WHAT IS NEEDED:
Below is a block of records: output all of them exactly and leave out the pictures.

○ ○ ○

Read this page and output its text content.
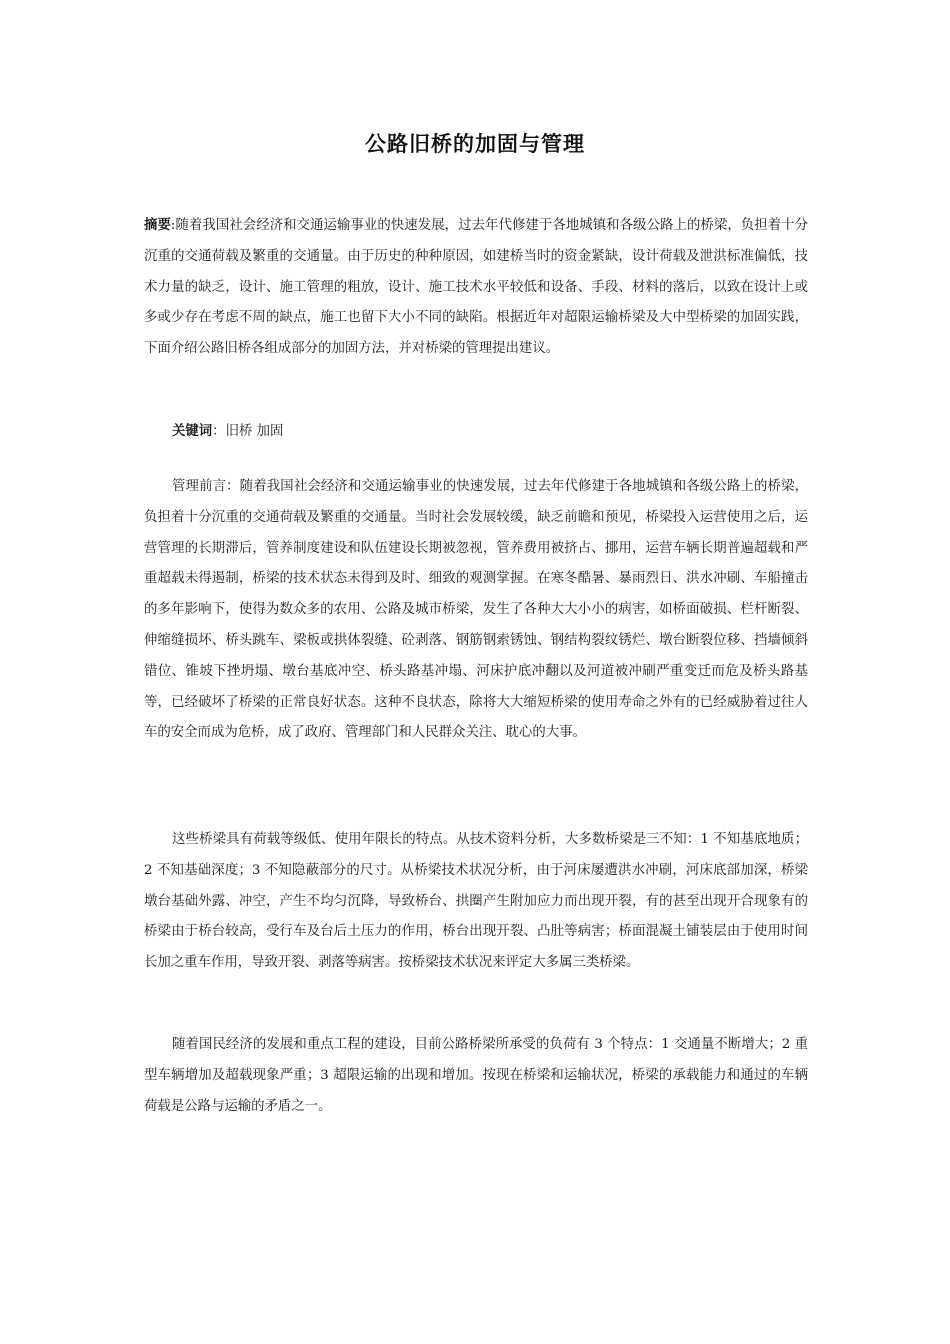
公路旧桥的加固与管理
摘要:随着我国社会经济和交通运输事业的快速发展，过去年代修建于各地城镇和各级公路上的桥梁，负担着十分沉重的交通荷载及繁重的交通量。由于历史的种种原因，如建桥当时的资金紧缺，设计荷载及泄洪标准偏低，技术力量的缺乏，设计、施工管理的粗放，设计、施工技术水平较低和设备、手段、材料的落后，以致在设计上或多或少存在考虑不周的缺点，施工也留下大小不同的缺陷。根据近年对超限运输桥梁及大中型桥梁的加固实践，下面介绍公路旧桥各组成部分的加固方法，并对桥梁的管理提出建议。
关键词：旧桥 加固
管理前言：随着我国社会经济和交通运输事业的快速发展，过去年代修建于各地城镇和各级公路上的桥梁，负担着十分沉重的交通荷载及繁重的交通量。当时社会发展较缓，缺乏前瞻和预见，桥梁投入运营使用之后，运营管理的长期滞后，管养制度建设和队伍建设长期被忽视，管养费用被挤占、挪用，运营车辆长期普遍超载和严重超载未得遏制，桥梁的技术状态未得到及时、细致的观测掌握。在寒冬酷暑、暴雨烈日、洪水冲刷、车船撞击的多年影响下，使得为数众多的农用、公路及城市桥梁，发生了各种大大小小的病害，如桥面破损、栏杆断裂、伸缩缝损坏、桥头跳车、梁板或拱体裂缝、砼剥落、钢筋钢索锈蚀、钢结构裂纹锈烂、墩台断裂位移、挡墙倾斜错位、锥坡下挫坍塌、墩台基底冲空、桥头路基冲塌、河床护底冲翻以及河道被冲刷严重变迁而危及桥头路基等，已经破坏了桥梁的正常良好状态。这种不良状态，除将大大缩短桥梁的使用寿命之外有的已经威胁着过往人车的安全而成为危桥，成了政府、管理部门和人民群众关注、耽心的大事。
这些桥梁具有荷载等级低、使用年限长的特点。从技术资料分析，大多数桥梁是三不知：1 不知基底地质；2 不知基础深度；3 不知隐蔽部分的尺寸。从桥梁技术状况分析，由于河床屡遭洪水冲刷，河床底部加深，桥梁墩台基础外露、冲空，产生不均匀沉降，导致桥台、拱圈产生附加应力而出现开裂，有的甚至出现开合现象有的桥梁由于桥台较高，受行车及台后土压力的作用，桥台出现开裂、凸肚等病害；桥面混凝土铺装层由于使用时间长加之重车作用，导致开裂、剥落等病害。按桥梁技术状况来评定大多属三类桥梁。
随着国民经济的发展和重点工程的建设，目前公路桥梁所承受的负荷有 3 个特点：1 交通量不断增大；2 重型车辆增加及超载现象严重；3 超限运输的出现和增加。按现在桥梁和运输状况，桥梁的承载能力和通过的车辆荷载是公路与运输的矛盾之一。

○ ○ ○

RESULT:
Read this page and output its text content.
公路旧桥的加固与管理
摘要:随着我国社会经济和交通运输事业的快速发展，过去年代修建于各地城镇和各级公路上的桥梁，负担着十分沉重的交通荷载及繁重的交通量。由于历史的种种原因，如建桥当时的资金紧缺，设计荷载及泄洪标准偏低，技术力量的缺乏，设计、施工管理的粗放，设计、施工技术水平较低和设备、手段、材料的落后，以致在设计上或多或少存在考虑不周的缺点，施工也留下大小不同的缺陷。根据近年对超限运输桥梁及大中型桥梁的加固实践，下面介绍公路旧桥各组成部分的加固方法，并对桥梁的管理提出建议。
关键词：旧桥 加固
管理前言：随着我国社会经济和交通运输事业的快速发展，过去年代修建于各地城镇和各级公路上的桥梁，负担着十分沉重的交通荷载及繁重的交通量。当时社会发展较缓，缺乏前瞻和预见，桥梁投入运营使用之后，运营管理的长期滞后，管养制度建设和队伍建设长期被忽视，管养费用被挤占、挪用，运营车辆长期普遍超载和严重超载未得遏制，桥梁的技术状态未得到及时、细致的观测掌握。在寒冬酷暑、暴雨烈日、洪水冲刷、车船撞击的多年影响下，使得为数众多的农用、公路及城市桥梁，发生了各种大大小小的病害，如桥面破损、栏杆断裂、伸缩缝损坏、桥头跳车、梁板或拱体裂缝、砼剥落、钢筋钢索锈蚀、钢结构裂纹锈烂、墩台断裂位移、挡墙倾斜错位、锥坡下挫坍塌、墩台基底冲空、桥头路基冲塌、河床护底冲翻以及河道被冲刷严重变迁而危及桥头路基等，已经破坏了桥梁的正常良好状态。这种不良状态，除将大大缩短桥梁的使用寿命之外有的已经威胁着过往人车的安全而成为危桥，成了政府、管理部门和人民群众关注、耽心的大事。
这些桥梁具有荷载等级低、使用年限长的特点。从技术资料分析，大多数桥梁是三不知：1 不知基底地质；2 不知基础深度；3 不知隐蔽部分的尺寸。从桥梁技术状况分析，由于河床屡遭洪水冲刷，河床底部加深，桥梁墩台基础外露、冲空，产生不均匀沉降，导致桥台、拱圈产生附加应力而出现开裂，有的甚至出现开合现象有的桥梁由于桥台较高，受行车及台后土压力的作用，桥台出现开裂、凸肚等病害；桥面混凝土铺装层由于使用时间长加之重车作用，导致开裂、剥落等病害。按桥梁技术状况来评定大多属三类桥梁。
随着国民经济的发展和重点工程的建设，目前公路桥梁所承受的负荷有 3 个特点：1 交通量不断增大；2 重型车辆增加及超载现象严重；3 超限运输的出现和增加。按现在桥梁和运输状况，桥梁的承载能力和通过的车辆荷载是公路与运输的矛盾之一。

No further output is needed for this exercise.